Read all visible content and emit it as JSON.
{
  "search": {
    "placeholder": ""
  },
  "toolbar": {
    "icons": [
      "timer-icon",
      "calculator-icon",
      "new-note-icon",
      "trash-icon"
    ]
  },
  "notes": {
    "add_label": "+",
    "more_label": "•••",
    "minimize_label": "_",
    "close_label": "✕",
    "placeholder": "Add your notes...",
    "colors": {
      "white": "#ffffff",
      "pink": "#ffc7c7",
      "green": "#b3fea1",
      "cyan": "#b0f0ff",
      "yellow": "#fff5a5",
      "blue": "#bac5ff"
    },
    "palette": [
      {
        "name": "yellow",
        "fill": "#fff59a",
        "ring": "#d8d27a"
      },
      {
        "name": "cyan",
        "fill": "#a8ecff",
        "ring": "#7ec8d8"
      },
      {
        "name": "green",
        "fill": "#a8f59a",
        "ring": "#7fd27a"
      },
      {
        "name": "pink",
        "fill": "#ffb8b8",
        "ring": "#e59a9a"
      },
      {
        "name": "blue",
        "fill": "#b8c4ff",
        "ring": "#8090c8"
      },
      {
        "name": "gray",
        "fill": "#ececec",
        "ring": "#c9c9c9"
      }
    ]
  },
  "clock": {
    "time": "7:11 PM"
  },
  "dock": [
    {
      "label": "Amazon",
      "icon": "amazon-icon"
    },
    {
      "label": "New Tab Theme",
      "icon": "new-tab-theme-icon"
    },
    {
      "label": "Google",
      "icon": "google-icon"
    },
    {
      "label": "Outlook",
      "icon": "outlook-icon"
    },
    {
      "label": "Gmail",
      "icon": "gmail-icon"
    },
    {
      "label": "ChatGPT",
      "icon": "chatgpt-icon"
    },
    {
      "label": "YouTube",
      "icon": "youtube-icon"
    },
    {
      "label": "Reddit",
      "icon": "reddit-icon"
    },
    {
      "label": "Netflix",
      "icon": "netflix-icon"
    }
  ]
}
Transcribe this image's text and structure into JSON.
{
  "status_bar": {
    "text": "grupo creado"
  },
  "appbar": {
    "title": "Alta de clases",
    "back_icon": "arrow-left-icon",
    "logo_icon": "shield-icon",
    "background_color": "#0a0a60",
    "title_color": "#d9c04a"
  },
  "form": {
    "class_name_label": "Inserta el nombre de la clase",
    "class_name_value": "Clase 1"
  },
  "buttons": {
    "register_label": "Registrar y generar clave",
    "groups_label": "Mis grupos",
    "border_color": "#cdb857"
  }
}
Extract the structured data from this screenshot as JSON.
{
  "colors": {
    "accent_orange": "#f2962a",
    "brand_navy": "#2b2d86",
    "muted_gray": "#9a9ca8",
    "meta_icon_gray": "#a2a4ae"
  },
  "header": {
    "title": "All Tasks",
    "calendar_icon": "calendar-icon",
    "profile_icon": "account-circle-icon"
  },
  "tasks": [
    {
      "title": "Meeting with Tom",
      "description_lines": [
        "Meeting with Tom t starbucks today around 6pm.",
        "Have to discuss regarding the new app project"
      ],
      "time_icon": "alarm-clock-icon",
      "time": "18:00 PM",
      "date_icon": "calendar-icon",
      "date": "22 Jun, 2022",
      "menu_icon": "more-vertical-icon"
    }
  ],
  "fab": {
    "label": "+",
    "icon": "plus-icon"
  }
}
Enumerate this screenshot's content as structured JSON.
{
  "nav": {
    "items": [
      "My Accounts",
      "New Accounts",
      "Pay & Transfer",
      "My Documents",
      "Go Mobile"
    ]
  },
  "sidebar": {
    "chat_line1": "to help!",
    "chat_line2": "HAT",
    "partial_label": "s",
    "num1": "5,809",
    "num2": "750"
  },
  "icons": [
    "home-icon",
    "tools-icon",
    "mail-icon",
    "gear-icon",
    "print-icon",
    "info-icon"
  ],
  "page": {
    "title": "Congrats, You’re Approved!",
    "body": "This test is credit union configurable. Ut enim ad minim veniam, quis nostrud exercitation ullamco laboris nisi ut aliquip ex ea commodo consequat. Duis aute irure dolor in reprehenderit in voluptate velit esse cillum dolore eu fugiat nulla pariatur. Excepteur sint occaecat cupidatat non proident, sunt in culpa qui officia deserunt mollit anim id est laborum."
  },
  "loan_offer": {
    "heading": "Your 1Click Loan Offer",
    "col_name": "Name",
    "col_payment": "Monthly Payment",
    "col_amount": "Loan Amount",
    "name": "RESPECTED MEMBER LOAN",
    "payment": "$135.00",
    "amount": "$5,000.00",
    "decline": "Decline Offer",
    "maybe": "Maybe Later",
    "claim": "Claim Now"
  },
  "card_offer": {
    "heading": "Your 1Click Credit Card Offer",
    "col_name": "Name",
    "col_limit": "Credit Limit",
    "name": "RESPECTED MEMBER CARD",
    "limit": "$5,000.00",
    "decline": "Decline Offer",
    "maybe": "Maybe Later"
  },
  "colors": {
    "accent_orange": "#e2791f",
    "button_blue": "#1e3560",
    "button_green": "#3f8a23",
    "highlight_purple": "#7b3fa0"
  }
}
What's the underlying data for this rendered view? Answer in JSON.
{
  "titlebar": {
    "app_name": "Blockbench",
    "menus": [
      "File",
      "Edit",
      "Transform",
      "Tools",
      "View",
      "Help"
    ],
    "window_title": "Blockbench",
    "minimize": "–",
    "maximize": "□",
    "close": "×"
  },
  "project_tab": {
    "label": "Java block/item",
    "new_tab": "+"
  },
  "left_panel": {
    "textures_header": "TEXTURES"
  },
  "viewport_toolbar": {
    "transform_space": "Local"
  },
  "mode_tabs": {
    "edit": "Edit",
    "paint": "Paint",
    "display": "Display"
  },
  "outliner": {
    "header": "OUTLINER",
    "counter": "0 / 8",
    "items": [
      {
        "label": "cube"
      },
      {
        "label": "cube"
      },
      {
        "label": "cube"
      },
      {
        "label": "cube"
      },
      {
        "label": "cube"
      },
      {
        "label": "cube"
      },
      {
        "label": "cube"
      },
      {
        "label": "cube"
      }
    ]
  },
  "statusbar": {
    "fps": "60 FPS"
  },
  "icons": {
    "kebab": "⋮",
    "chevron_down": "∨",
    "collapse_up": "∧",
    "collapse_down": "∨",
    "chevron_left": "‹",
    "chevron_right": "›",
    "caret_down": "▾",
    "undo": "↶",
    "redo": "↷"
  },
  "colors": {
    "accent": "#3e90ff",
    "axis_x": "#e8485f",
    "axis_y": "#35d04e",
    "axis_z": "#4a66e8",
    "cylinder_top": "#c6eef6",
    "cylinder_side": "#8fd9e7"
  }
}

● Description of the task
Write out every line of the data that holds the word "calendar".

● Response to the exercise
    "calendar_icon": "calendar-icon",
      "date_icon": "calendar-icon",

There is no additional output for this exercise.